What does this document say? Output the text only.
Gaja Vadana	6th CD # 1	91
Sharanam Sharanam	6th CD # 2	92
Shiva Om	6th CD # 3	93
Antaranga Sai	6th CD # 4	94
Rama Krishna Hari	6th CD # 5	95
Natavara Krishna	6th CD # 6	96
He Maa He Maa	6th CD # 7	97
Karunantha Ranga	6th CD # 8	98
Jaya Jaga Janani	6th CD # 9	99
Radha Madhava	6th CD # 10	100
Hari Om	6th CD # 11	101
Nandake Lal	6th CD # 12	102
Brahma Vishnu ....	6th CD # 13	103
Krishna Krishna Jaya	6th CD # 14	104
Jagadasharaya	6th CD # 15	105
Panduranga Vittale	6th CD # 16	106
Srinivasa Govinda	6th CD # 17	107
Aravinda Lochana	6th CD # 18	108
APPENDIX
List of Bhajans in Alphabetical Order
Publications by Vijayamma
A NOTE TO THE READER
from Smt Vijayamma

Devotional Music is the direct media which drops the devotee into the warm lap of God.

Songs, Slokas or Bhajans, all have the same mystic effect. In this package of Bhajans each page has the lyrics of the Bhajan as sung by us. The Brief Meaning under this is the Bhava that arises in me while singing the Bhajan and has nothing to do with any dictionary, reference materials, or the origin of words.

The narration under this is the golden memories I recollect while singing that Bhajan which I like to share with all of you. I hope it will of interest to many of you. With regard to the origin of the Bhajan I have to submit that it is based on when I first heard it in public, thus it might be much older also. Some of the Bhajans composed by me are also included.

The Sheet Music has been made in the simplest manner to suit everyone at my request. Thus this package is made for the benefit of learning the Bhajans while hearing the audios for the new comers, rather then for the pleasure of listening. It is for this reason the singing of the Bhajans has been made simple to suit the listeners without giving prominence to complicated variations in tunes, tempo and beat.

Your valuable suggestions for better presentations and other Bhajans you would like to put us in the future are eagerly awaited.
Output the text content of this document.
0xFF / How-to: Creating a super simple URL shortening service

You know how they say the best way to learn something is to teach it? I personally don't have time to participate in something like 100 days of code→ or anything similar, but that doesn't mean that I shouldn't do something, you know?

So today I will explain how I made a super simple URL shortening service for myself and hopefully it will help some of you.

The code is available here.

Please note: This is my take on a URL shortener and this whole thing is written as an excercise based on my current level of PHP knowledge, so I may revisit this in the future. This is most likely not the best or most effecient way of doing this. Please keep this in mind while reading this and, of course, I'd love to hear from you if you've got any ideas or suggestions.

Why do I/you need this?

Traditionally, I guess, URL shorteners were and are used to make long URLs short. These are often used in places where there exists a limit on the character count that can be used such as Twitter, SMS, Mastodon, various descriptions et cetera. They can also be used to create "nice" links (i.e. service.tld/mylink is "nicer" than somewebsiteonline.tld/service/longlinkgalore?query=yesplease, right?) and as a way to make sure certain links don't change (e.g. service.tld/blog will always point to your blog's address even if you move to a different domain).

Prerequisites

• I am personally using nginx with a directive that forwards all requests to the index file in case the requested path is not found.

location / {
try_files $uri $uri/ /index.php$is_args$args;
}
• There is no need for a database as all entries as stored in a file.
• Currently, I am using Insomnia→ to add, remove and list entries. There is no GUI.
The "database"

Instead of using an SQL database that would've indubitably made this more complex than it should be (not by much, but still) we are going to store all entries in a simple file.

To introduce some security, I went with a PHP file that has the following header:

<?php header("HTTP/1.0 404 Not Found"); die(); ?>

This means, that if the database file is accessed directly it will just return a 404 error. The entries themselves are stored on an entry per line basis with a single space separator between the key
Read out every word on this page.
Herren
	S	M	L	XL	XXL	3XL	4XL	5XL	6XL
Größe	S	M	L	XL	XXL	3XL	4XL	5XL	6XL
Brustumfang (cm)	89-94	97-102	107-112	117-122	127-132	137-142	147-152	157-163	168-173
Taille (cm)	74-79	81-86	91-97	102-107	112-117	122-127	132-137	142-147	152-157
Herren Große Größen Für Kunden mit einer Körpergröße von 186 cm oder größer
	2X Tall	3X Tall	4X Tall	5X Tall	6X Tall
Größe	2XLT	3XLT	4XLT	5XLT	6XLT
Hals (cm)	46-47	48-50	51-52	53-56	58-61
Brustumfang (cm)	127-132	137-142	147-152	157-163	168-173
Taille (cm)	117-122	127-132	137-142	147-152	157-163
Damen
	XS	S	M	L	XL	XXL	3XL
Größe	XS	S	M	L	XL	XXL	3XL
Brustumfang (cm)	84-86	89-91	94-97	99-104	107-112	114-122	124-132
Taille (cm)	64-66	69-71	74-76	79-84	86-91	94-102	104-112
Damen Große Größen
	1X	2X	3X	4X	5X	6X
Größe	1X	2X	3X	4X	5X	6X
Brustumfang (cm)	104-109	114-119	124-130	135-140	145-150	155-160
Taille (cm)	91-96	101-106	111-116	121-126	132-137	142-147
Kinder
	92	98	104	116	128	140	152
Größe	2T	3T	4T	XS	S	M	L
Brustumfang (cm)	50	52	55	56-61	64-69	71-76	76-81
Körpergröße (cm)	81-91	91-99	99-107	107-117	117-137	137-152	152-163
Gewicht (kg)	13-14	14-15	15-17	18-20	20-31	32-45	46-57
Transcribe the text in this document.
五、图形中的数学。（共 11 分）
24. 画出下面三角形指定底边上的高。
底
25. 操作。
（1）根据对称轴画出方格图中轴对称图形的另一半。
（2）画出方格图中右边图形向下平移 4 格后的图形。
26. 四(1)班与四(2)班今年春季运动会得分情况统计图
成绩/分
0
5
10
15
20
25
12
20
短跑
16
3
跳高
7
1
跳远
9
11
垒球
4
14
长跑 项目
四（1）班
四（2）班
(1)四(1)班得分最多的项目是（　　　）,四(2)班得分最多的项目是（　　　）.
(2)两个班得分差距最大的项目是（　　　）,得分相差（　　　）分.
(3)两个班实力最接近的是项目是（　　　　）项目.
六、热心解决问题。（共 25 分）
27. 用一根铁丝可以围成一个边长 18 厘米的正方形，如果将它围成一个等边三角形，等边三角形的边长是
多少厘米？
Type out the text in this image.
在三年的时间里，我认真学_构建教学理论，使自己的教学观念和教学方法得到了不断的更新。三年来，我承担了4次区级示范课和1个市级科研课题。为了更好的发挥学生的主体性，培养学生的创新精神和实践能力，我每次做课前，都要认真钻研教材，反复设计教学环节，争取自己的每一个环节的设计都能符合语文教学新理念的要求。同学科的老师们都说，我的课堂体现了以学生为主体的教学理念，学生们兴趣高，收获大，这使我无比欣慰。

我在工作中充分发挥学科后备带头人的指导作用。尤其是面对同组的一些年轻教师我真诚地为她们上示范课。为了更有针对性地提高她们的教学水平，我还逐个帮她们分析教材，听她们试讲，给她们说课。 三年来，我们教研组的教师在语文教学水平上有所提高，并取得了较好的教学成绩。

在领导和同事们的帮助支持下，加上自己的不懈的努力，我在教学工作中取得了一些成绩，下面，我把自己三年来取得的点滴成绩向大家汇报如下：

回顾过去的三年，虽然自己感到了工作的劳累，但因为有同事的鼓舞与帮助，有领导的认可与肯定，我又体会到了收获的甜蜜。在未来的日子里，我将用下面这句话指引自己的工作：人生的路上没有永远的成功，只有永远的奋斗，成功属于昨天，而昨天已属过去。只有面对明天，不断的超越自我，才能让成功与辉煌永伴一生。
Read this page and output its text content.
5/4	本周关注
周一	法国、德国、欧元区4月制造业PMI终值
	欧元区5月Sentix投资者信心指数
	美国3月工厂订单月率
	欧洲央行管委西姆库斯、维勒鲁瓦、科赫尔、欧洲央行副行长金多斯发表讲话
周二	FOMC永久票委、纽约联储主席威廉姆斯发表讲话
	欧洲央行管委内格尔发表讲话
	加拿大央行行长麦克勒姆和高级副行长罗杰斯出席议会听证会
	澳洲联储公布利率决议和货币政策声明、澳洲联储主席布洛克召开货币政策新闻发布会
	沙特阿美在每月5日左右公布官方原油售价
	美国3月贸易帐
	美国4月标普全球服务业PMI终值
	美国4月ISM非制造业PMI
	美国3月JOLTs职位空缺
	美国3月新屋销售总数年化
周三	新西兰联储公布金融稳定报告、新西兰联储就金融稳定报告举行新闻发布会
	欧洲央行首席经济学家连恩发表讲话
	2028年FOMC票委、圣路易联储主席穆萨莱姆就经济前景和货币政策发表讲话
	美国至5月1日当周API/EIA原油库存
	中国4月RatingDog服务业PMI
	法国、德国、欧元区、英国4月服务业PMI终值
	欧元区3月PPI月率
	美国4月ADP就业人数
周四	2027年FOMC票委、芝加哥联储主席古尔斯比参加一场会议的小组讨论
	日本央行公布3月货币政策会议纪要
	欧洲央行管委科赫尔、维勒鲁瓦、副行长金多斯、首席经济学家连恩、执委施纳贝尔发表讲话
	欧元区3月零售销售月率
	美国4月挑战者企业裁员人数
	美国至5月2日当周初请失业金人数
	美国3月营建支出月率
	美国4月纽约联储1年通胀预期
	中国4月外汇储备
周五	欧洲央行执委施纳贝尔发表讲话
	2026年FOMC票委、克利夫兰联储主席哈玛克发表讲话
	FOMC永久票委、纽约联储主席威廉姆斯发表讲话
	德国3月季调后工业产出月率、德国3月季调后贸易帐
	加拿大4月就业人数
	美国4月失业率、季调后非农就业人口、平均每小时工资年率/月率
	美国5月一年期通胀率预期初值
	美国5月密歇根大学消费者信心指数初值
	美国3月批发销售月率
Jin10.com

+ + + +

Short problem:
Filter the listing above by the word "service"; copy each line that passes.

Written reply:
0xFF / How-to: Creating a super simple URL shortening service
So today I will explain how I made a super simple URL shortening service for myself and hopefully it will help some of you.
Traditionally, I guess, URL shorteners were and are used to make long URLs short. These are often used in places where there exists a limit on the character count that can be used such as Twitter, SMS, Mastodon, various descriptions et cetera. They can also be used to create "nice" links (i.e. service.tld/mylink is "nicer" than somewebsiteonline.tld/service/longlinkgalore?query=yesplease, right?) and as a way to make sure certain links don't change (e.g. service.tld/blog will always point to your blog's address even if you move to a different domain).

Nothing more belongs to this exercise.